• Exercise aim: Quote the records that follow in full, leaving the pictures out.

• Data supplied:
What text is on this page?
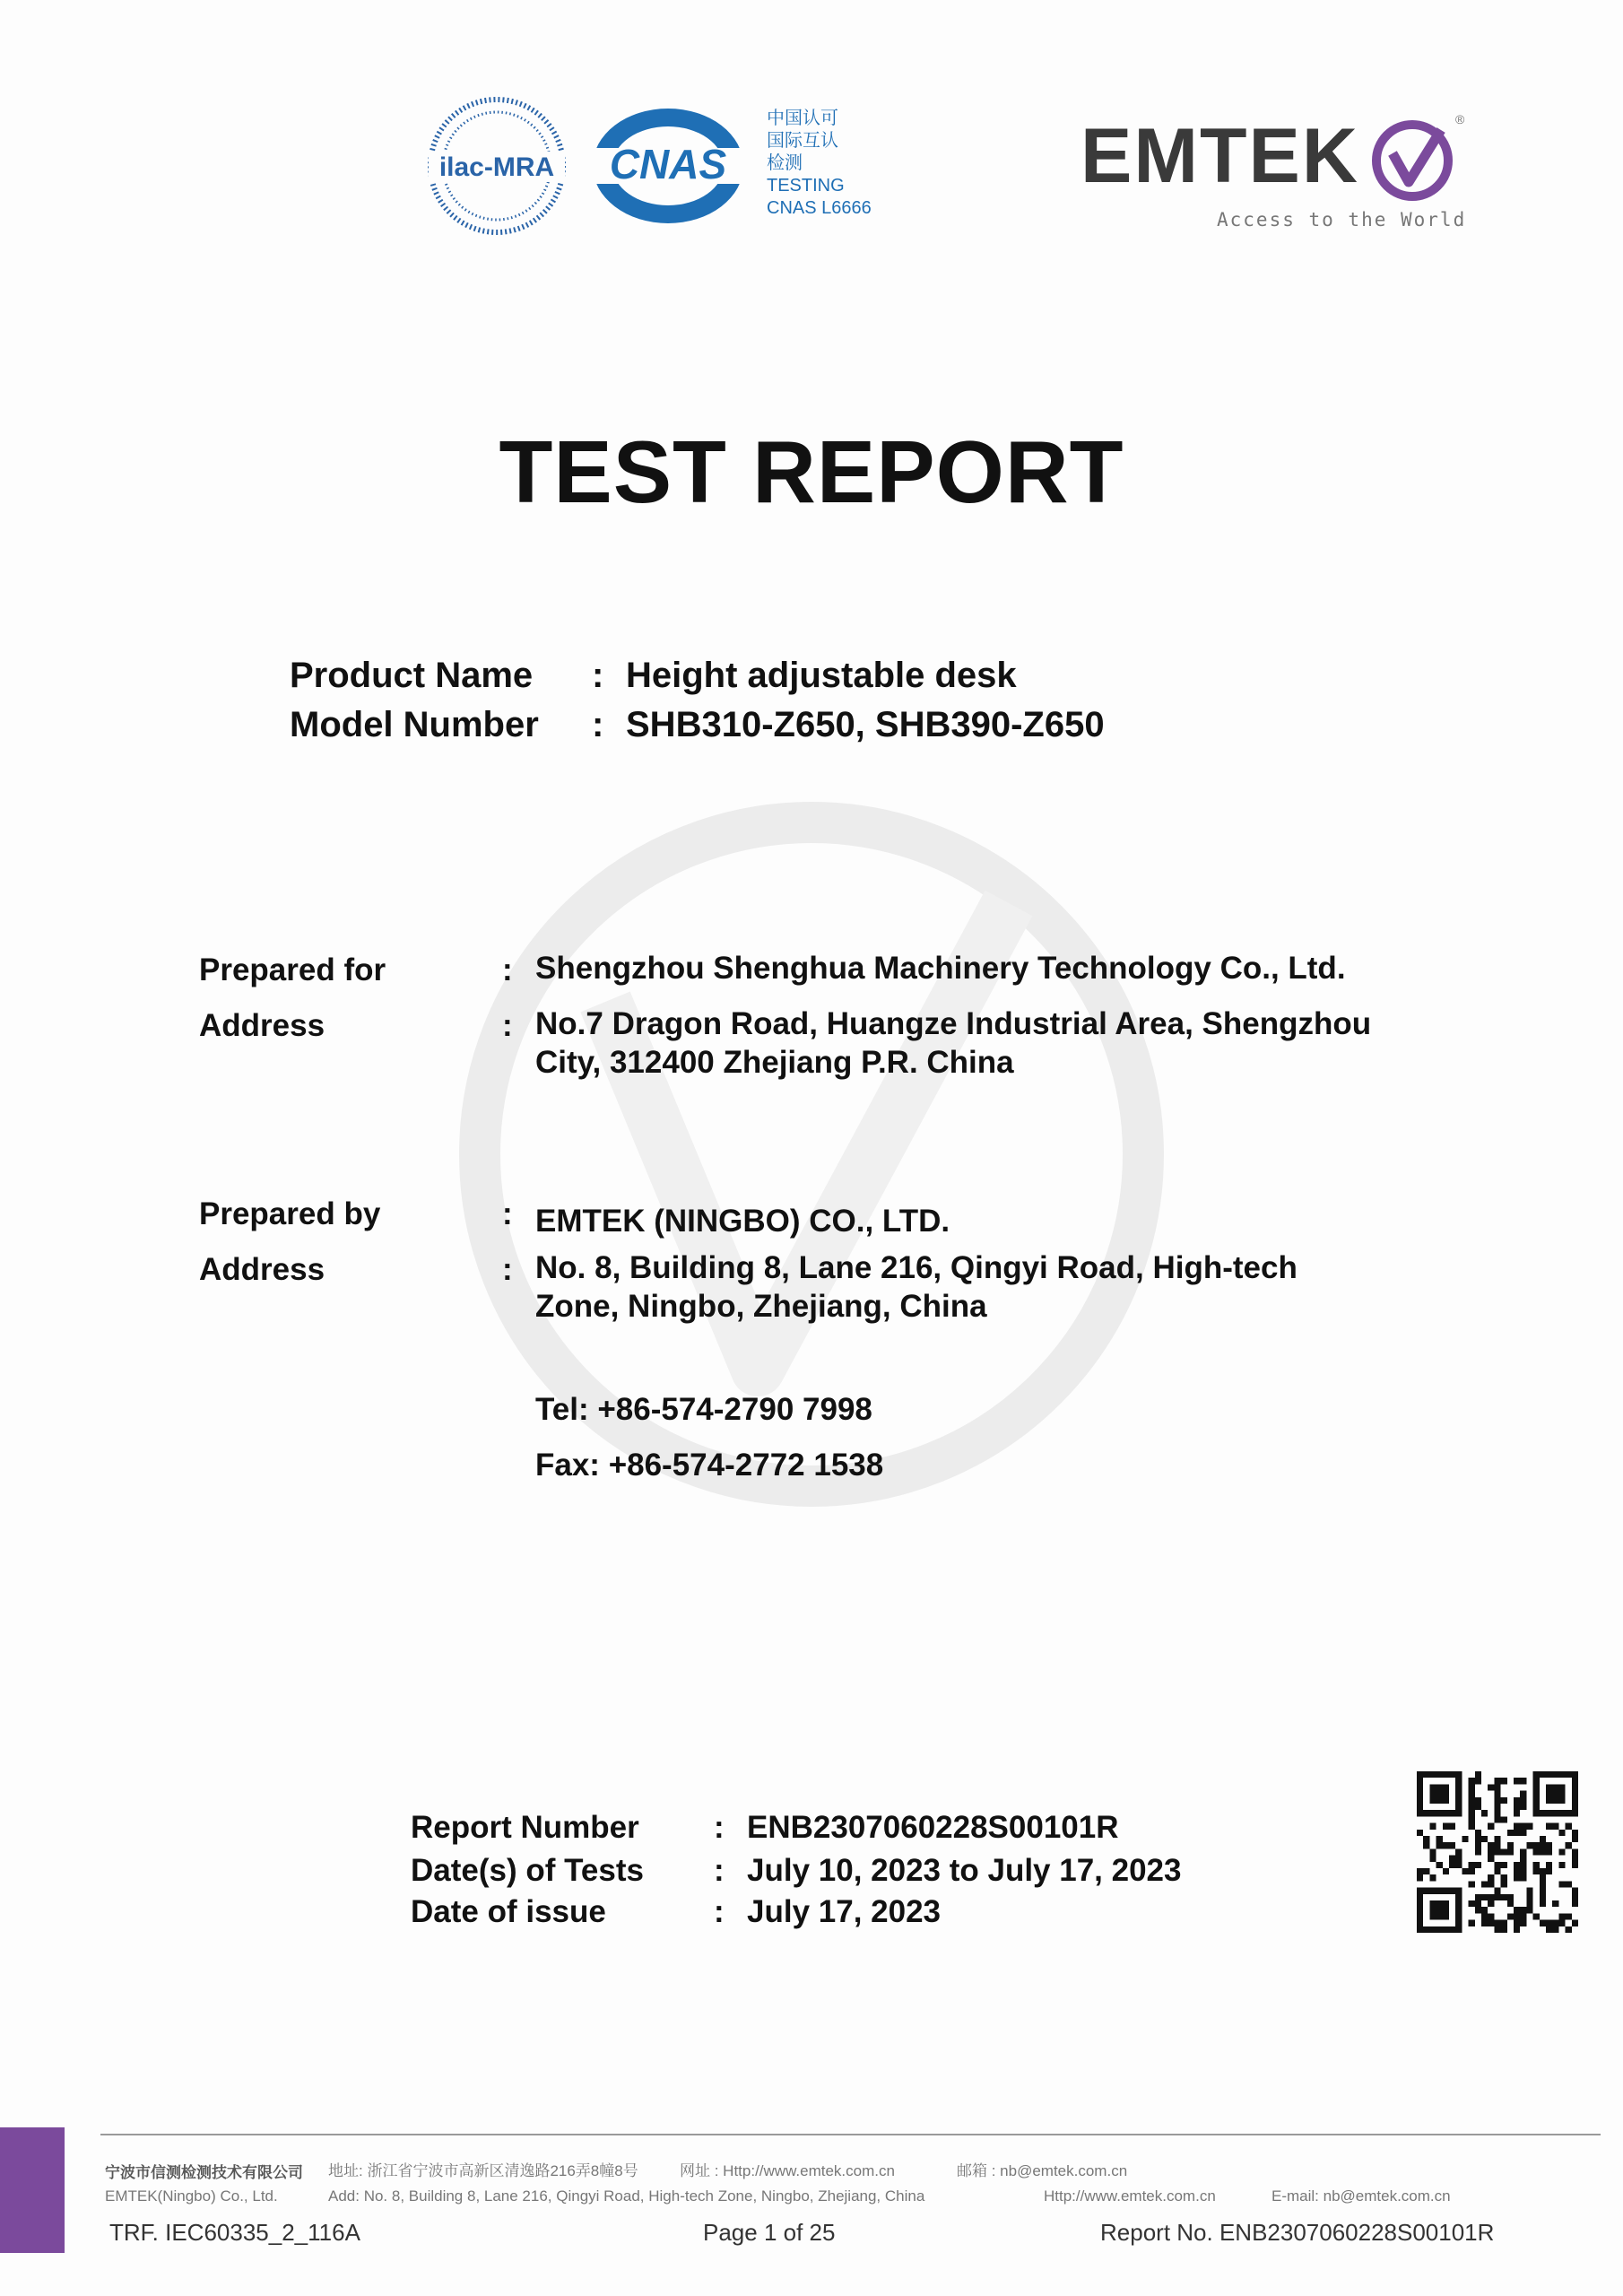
ilac-MRA CNAS
中国认可
国际互认
检测
TESTING
CNAS L6666
EMTEK	®
Access to the World
TEST REPORT
Product Name : Height adjustable desk
Model Number : SHB310-Z650, SHB390-Z650
Prepared for	: Shengzhou Shenghua Machinery Technology Co., Ltd.
Address	: No.7 Dragon Road, Huangze Industrial Area, Shengzhou
City, 312400 Zhejiang P.R. China
Prepared by	: EMTEK (NINGBO) CO., LTD.
Address	: No. 8, Building 8, Lane 216, Qingyi Road, High-tech
Zone, Ningbo, Zhejiang, China
Tel: +86-574-2790 7998
Fax: +86-574-2772 1538
Report Number : ENB2307060228S00101R
Date(s) of Tests : July 10, 2023 to July 17, 2023
Date of issue	: July 17, 2023
宁波市信测检测技术有限公司 地址: 浙江省宁波市高新区清逸路216弄8幢8号	网址 : Http://www.emtek.com.cn	邮箱 : nb@emtek.com.cn
EMTEK(Ningbo) Co., Ltd.	Add: No. 8, Building 8, Lane 216, Qingyi Road, High-tech Zone, Ningbo, Zhejiang, China	Http://www.emtek.com.cn	E-mail: nb@emtek.com.cn
TRF. IEC60335_2_116A	Page 1 of 25	Report No. ENB2307060228S00101R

• Full solution:
What text is on this page?
ilac-MRA CNAS
中国认可
国际互认
检测
TESTING
CNAS L6666
EMTEK	®
Access to the World
TEST REPORT
Product Name : Height adjustable desk
Model Number : SHB310-Z650, SHB390-Z650
Prepared for	: Shengzhou Shenghua Machinery Technology Co., Ltd.
Address	: No.7 Dragon Road, Huangze Industrial Area, Shengzhou
City, 312400 Zhejiang P.R. China
Prepared by	: EMTEK (NINGBO) CO., LTD.
Address	: No. 8, Building 8, Lane 216, Qingyi Road, High-tech
Zone, Ningbo, Zhejiang, China
Tel: +86-574-2790 7998
Fax: +86-574-2772 1538
Report Number : ENB2307060228S00101R
Date(s) of Tests : July 10, 2023 to July 17, 2023
Date of issue	: July 17, 2023
宁波市信测检测技术有限公司 地址: 浙江省宁波市高新区清逸路216弄8幢8号	网址 : Http://www.emtek.com.cn	邮箱 : nb@emtek.com.cn
EMTEK(Ningbo) Co., Ltd.	Add: No. 8, Building 8, Lane 216, Qingyi Road, High-tech Zone, Ningbo, Zhejiang, China	Http://www.emtek.com.cn	E-mail: nb@emtek.com.cn
TRF. IEC60335_2_116A	Page 1 of 25	Report No. ENB2307060228S00101R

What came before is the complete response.